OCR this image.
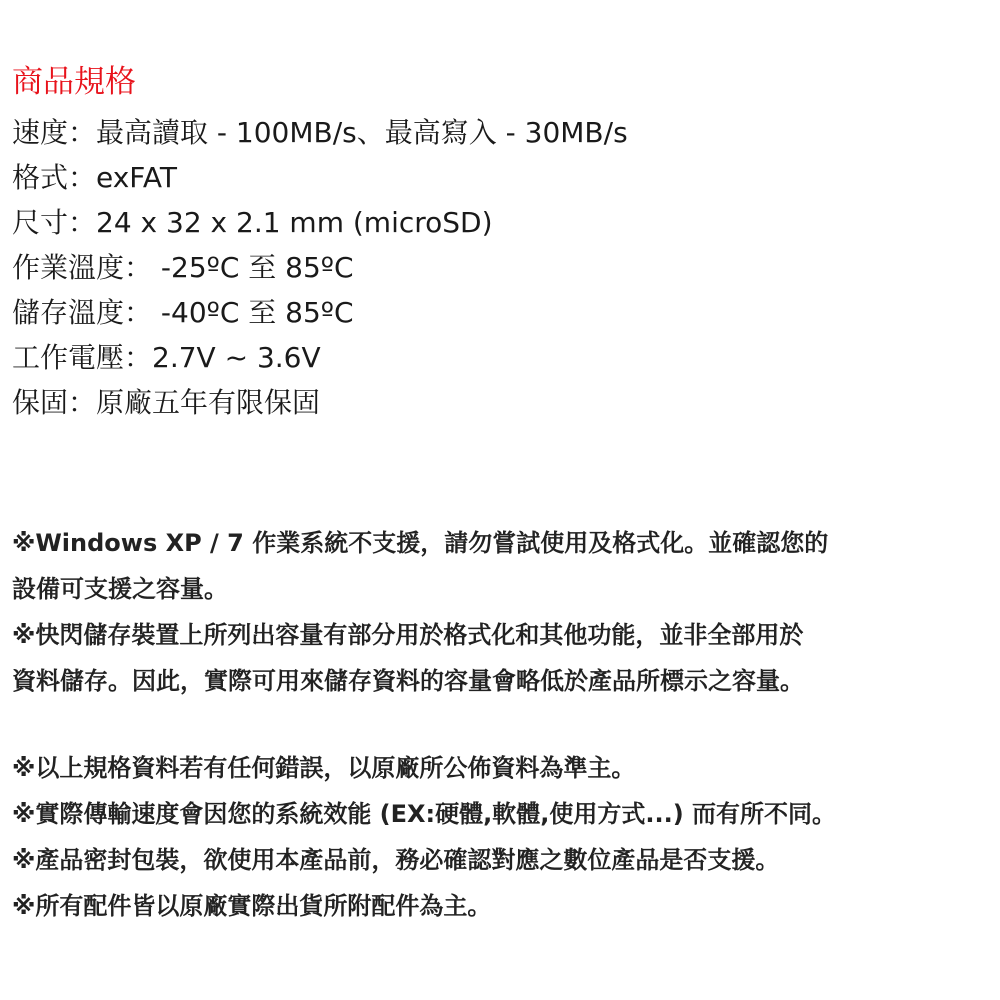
商品規格
速度：最高讀取 - 100MB/s、最高寫入 - 30MB/s
格式：exFAT
尺寸：24 x 32 x 2.1 mm (microSD)
作業溫度： -25ºC 至 85ºC
儲存溫度： -40ºC 至 85ºC
工作電壓：2.7V ~ 3.6V
保固：原廠五年有限保固
※Windows XP / 7 作業系統不支援，請勿嘗試使用及格式化。並確認您的
設備可支援之容量。
※快閃儲存裝置上所列出容量有部分用於格式化和其他功能，並非全部用於
資料儲存。因此，實際可用來儲存資料的容量會略低於產品所標示之容量。
※以上規格資料若有任何錯誤，以原廠所公佈資料為準主。
※實際傳輸速度會因您的系統效能 (EX:硬體,軟體,使用方式...) 而有所不同。
※產品密封包裝，欲使用本產品前，務必確認對應之數位產品是否支援。
※所有配件皆以原廠實際出貨所附配件為主。
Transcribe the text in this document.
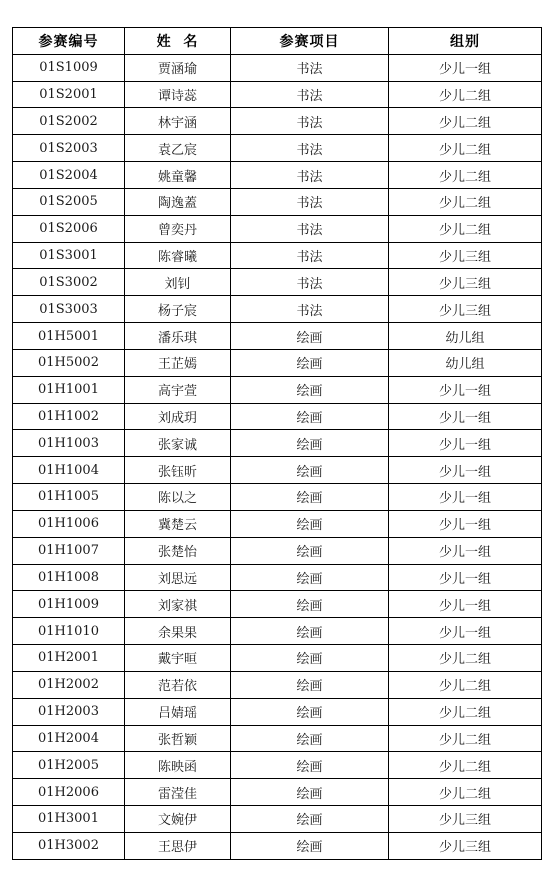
参赛编号	姓  名	参赛项目	组别
01S1009	贾涵瑜	书法	少儿一组
01S2001	谭诗蕊	书法	少儿二组
01S2002	林宇涵	书法	少儿二组
01S2003	袁乙宸	书法	少儿二组
01S2004	姚童馨	书法	少儿二组
01S2005	陶逸蓋	书法	少儿二组
01S2006	曾奕丹	书法	少儿二组
01S3001	陈睿曦	书法	少儿三组
01S3002	刘钊	书法	少儿三组
01S3003	杨子宸	书法	少儿三组
01H5001	潘乐琪	绘画	幼儿组
01H5002	王芷嫣	绘画	幼儿组
01H1001	高宇萱	绘画	少儿一组
01H1002	刘成玥	绘画	少儿一组
01H1003	张家诚	绘画	少儿一组
01H1004	张钰昕	绘画	少儿一组
01H1005	陈以之	绘画	少儿一组
01H1006	冀楚云	绘画	少儿一组
01H1007	张楚怡	绘画	少儿一组
01H1008	刘思远	绘画	少儿一组
01H1009	刘家祺	绘画	少儿一组
01H1010	余果果	绘画	少儿一组
01H2001	戴宇晅	绘画	少儿二组
01H2002	范若依	绘画	少儿二组
01H2003	吕婧瑶	绘画	少儿二组
01H2004	张哲颖	绘画	少儿二组
01H2005	陈映函	绘画	少儿二组
01H2006	雷滢佳	绘画	少儿二组
01H3001	文婉伊	绘画	少儿三组
01H3002	王思伊	绘画	少儿三组
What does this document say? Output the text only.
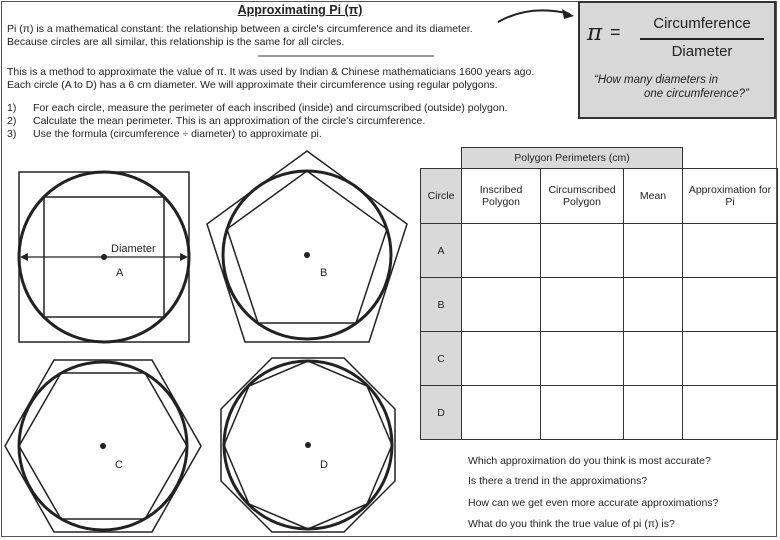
Approximating Pi (π)
Pi (π) is a mathematical constant: the relationship between a circle's circumference and its diameter.
Because circles are all similar, this relationship is the same for all circles.
This is a method to approximate the value of π. It was used by Indian & Chinese mathematicians 1600 years ago.
Each circle (A to D) has a 6 cm diameter. We will approximate their circumference using regular polygons.
1)	For each circle, measure the perimeter of each inscribed (inside) and circumscribed (outside) polygon.
2)	Calculate the mean perimeter. This is an approximation of the circle's circumference.
3)	Use the formula (circumference ÷ diameter) to approximate pi.
π =	Circumference
Diameter
“How many diameters in
one circumference?”
Diameter
A	B
C	D
	Polygon Perimeters (cm)			
Circle	Inscribed Polygon	Circumscribed Polygon	Mean	Approximation for Pi
A				
B				
C				
D				
Which approximation do you think is most accurate?
Is there a trend in the approximations?
How can we get even more accurate approximations?
What do you think the true value of pi (π) is?
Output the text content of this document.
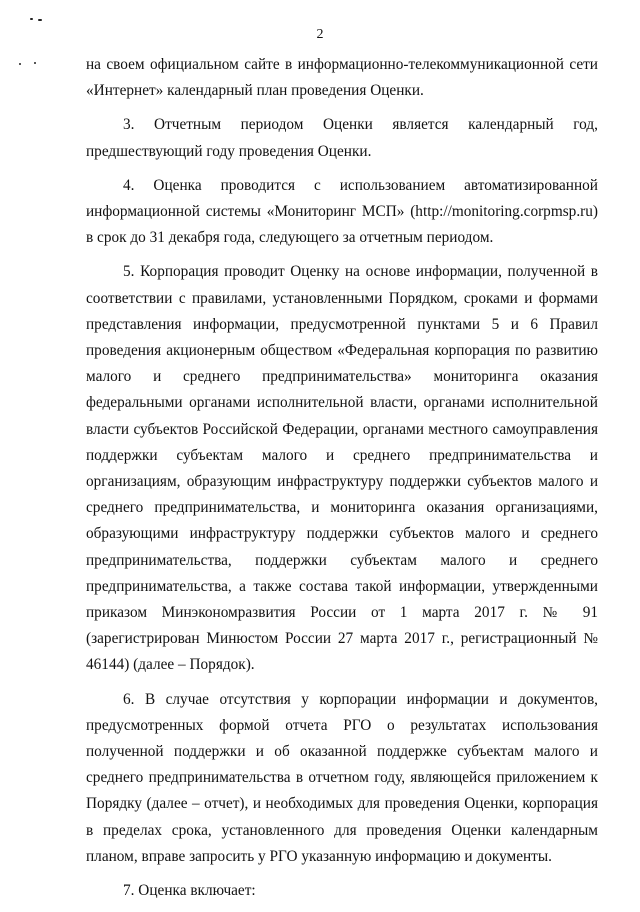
2

на своем официальном сайте в информационно-телекоммуникационной сети «Интернет» календарный план проведения Оценки.

3. Отчетным периодом Оценки является календарный год, предшествующий году проведения Оценки.

4. Оценка проводится с использованием автоматизированной информационной системы «Мониторинг МСП» (http://monitoring.corpmsp.ru) в срок до 31 декабря года, следующего за отчетным периодом.

5. Корпорация проводит Оценку на основе информации, полученной в соответствии с правилами, установленными Порядком, сроками и формами представления информации, предусмотренной пунктами 5 и 6 Правил проведения акционерным обществом «Федеральная корпорация по развитию малого и среднего предпринимательства» мониторинга оказания федеральными органами исполнительной власти, органами исполнительной власти субъектов Российской Федерации, органами местного самоуправления поддержки субъектам малого и среднего предпринимательства и организациям, образующим инфраструктуру поддержки субъектов малого и среднего предпринимательства, и мониторинга оказания организациями, образующими инфраструктуру поддержки субъектов малого и среднего предпринимательства, поддержки субъектам малого и среднего предпринимательства, а также состава такой информации, утвержденными приказом Минэкономразвития России от 1 марта 2017 г. № 91 (зарегистрирован Минюстом России 27 марта 2017 г., регистрационный № 46144) (далее – Порядок).

6. В случае отсутствия у корпорации информации и документов, предусмотренных формой отчета РГО о результатах использования полученной поддержки и об оказанной поддержке субъектам малого и среднего предпринимательства в отчетном году, являющейся приложением к Порядку (далее – отчет), и необходимых для проведения Оценки, корпорация в пределах срока, установленного для проведения Оценки календарным планом, вправе запросить у РГО указанную информацию и документы.

7. Оценка включает:
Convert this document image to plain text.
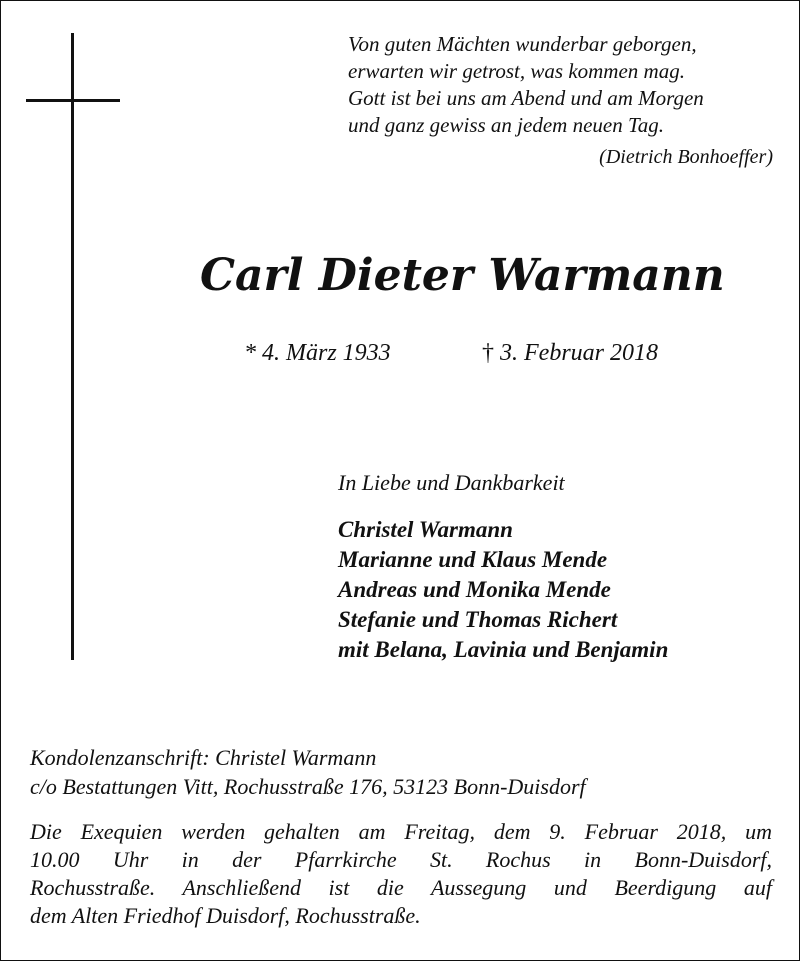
Von guten Mächten wunderbar geborgen,
erwarten wir getrost, was kommen mag.
Gott ist bei uns am Abend und am Morgen
und ganz gewiss an jedem neuen Tag.
(Dietrich Bonhoeffer)
Carl Dieter Warmann
* 4. März 1933	† 3. Februar 2018
In Liebe und Dankbarkeit
Christel Warmann
Marianne und Klaus Mende
Andreas und Monika Mende
Stefanie und Thomas Richert
mit Belana, Lavinia und Benjamin
Kondolenzanschrift: Christel Warmann
c/o Bestattungen Vitt, Rochusstraße 176, 53123 Bonn-Duisdorf
Die Exequien werden gehalten am Freitag, dem 9. Februar 2018, um
10.00 Uhr in der Pfarrkirche St. Rochus in Bonn-Duisdorf,
Rochusstraße. Anschließend ist die Aussegung und Beerdigung auf
dem Alten Friedhof Duisdorf, Rochusstraße.
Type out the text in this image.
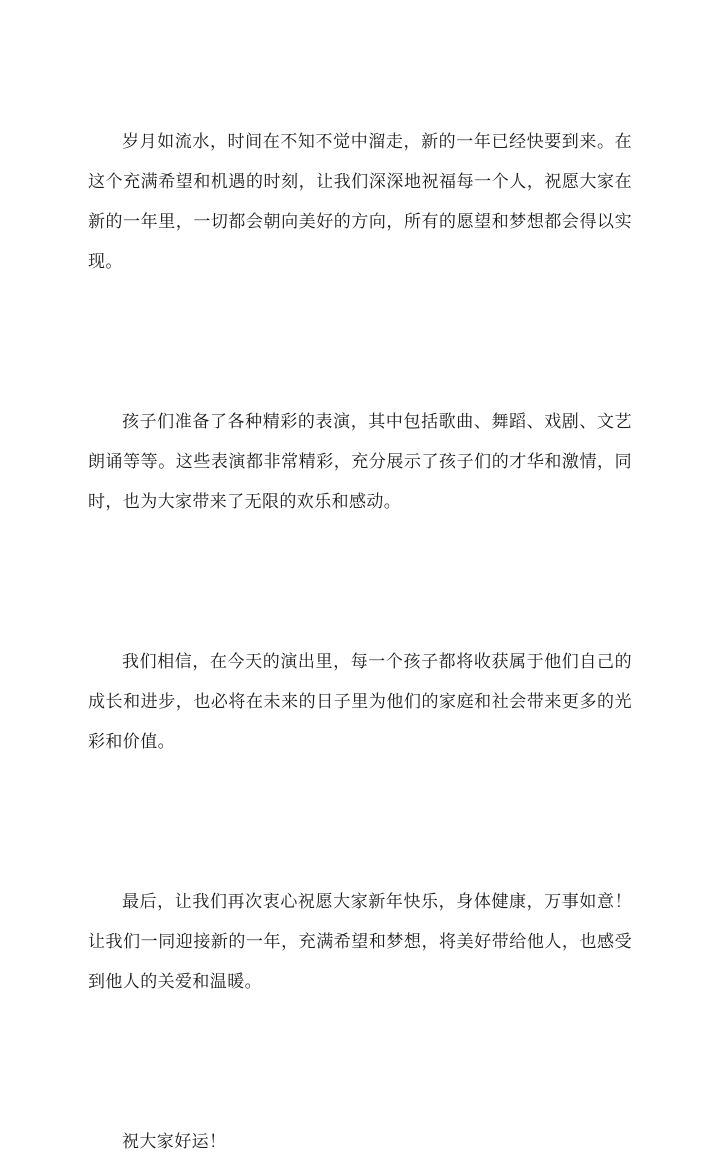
岁月如流水，时间在不知不觉中溜走，新的一年已经快要到来。在这个充满希望和机遇的时刻，让我们深深地祝福每一个人，祝愿大家在新的一年里，一切都会朝向美好的方向，所有的愿望和梦想都会得以实现。

孩子们准备了各种精彩的表演，其中包括歌曲、舞蹈、戏剧、文艺朗诵等等。这些表演都非常精彩，充分展示了孩子们的才华和激情，同时，也为大家带来了无限的欢乐和感动。

我们相信，在今天的演出里，每一个孩子都将收获属于他们自己的成长和进步，也必将在未来的日子里为他们的家庭和社会带来更多的光彩和价值。

最后，让我们再次衷心祝愿大家新年快乐，身体健康，万事如意！让我们一同迎接新的一年，充满希望和梦想，将美好带给他人，也感受到他人的关爱和温暖。

祝大家好运！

*WRITTEN EXERCISE*. The lines to write out run from the one containing "Convert this document image to plain text." through the final line of the material above, both included; write them out exactly, with no pictures.

*EXERCISE OUTPUT*.
Convert this document image to plain text.
Von guten Mächten wunderbar geborgen,
erwarten wir getrost, was kommen mag.
Gott ist bei uns am Abend und am Morgen
und ganz gewiss an jedem neuen Tag.
(Dietrich Bonhoeffer)
Carl Dieter Warmann
* 4. März 1933	† 3. Februar 2018
In Liebe und Dankbarkeit
Christel Warmann
Marianne und Klaus Mende
Andreas und Monika Mende
Stefanie und Thomas Richert
mit Belana, Lavinia und Benjamin
Kondolenzanschrift: Christel Warmann
c/o Bestattungen Vitt, Rochusstraße 176, 53123 Bonn-Duisdorf
Die Exequien werden gehalten am Freitag, dem 9. Februar 2018, um
10.00 Uhr in der Pfarrkirche St. Rochus in Bonn-Duisdorf,
Rochusstraße. Anschließend ist die Aussegung und Beerdigung auf
dem Alten Friedhof Duisdorf, Rochusstraße.
Type out the text in this image.
岁月如流水，时间在不知不觉中溜走，新的一年已经快要到来。在这个充满希望和机遇的时刻，让我们深深地祝福每一个人，祝愿大家在新的一年里，一切都会朝向美好的方向，所有的愿望和梦想都会得以实现。

孩子们准备了各种精彩的表演，其中包括歌曲、舞蹈、戏剧、文艺朗诵等等。这些表演都非常精彩，充分展示了孩子们的才华和激情，同时，也为大家带来了无限的欢乐和感动。

我们相信，在今天的演出里，每一个孩子都将收获属于他们自己的成长和进步，也必将在未来的日子里为他们的家庭和社会带来更多的光彩和价值。

最后，让我们再次衷心祝愿大家新年快乐，身体健康，万事如意！让我们一同迎接新的一年，充满希望和梦想，将美好带给他人，也感受到他人的关爱和温暖。

祝大家好运！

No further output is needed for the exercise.